--- START OF Records for processing ---
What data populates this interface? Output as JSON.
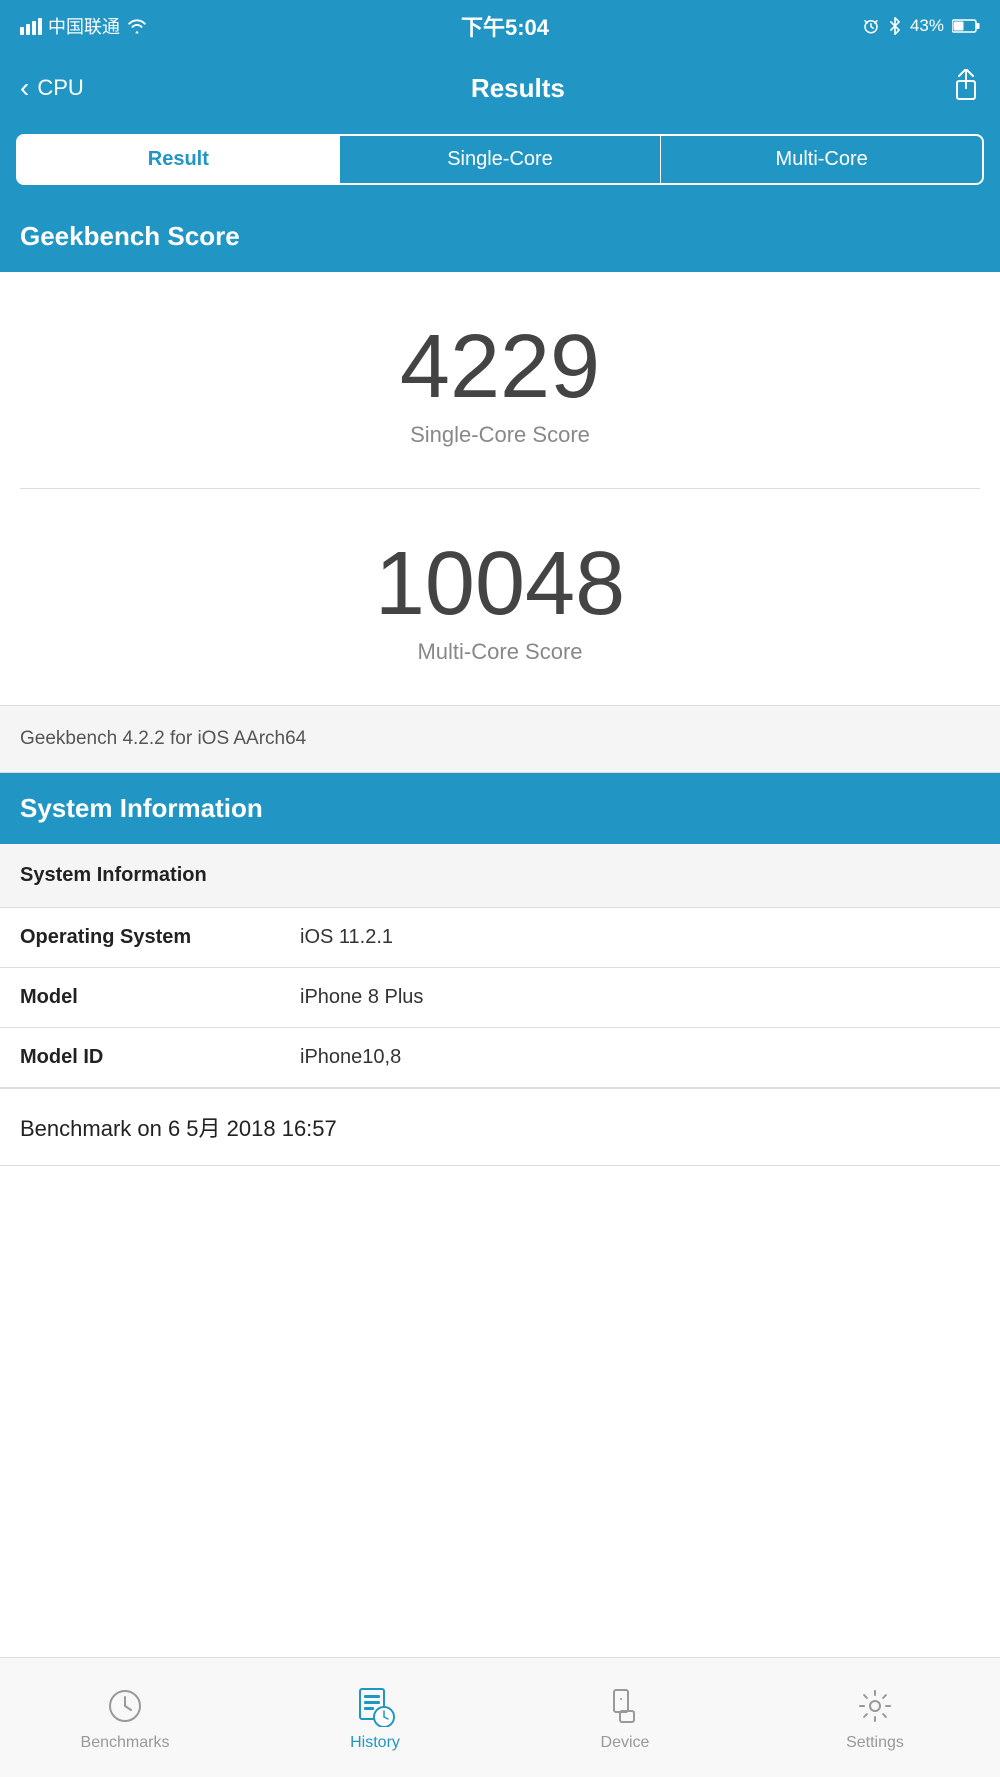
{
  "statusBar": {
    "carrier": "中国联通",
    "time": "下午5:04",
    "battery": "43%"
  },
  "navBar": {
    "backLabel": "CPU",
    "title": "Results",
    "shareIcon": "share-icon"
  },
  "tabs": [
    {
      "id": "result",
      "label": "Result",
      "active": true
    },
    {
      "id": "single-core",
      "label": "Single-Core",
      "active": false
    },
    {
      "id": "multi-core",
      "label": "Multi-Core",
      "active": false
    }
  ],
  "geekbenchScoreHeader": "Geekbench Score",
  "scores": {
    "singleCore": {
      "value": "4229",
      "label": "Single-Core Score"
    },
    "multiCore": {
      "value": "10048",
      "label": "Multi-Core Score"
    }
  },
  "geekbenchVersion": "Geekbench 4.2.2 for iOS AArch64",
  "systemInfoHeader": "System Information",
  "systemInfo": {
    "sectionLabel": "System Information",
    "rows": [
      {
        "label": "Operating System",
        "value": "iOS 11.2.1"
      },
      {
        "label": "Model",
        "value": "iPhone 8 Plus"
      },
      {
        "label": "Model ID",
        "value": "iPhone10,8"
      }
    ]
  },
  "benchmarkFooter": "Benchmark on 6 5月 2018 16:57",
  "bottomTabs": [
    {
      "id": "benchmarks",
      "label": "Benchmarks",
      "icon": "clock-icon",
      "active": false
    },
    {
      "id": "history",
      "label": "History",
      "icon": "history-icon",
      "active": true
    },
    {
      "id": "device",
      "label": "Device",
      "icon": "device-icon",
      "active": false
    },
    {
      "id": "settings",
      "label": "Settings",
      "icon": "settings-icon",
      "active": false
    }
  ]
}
--- END OF Records for processing ---
#### Required work:
Without the pictures, reproduce every line of the records above exactly.

#### Answer to this task:
What data populates this interface? Output as JSON.
{
  "statusBar": {
    "carrier": "中国联通",
    "time": "下午5:04",
    "battery": "43%"
  },
  "navBar": {
    "backLabel": "CPU",
    "title": "Results",
    "shareIcon": "share-icon"
  },
  "tabs": [
    {
      "id": "result",
      "label": "Result",
      "active": true
    },
    {
      "id": "single-core",
      "label": "Single-Core",
      "active": false
    },
    {
      "id": "multi-core",
      "label": "Multi-Core",
      "active": false
    }
  ],
  "geekbenchScoreHeader": "Geekbench Score",
  "scores": {
    "singleCore": {
      "value": "4229",
      "label": "Single-Core Score"
    },
    "multiCore": {
      "value": "10048",
      "label": "Multi-Core Score"
    }
  },
  "geekbenchVersion": "Geekbench 4.2.2 for iOS AArch64",
  "systemInfoHeader": "System Information",
  "systemInfo": {
    "sectionLabel": "System Information",
    "rows": [
      {
        "label": "Operating System",
        "value": "iOS 11.2.1"
      },
      {
        "label": "Model",
        "value": "iPhone 8 Plus"
      },
      {
        "label": "Model ID",
        "value": "iPhone10,8"
      }
    ]
  },
  "benchmarkFooter": "Benchmark on 6 5月 2018 16:57",
  "bottomTabs": [
    {
      "id": "benchmarks",
      "label": "Benchmarks",
      "icon": "clock-icon",
      "active": false
    },
    {
      "id": "history",
      "label": "History",
      "icon": "history-icon",
      "active": true
    },
    {
      "id": "device",
      "label": "Device",
      "icon": "device-icon",
      "active": false
    },
    {
      "id": "settings",
      "label": "Settings",
      "icon": "settings-icon",
      "active": false
    }
  ]
}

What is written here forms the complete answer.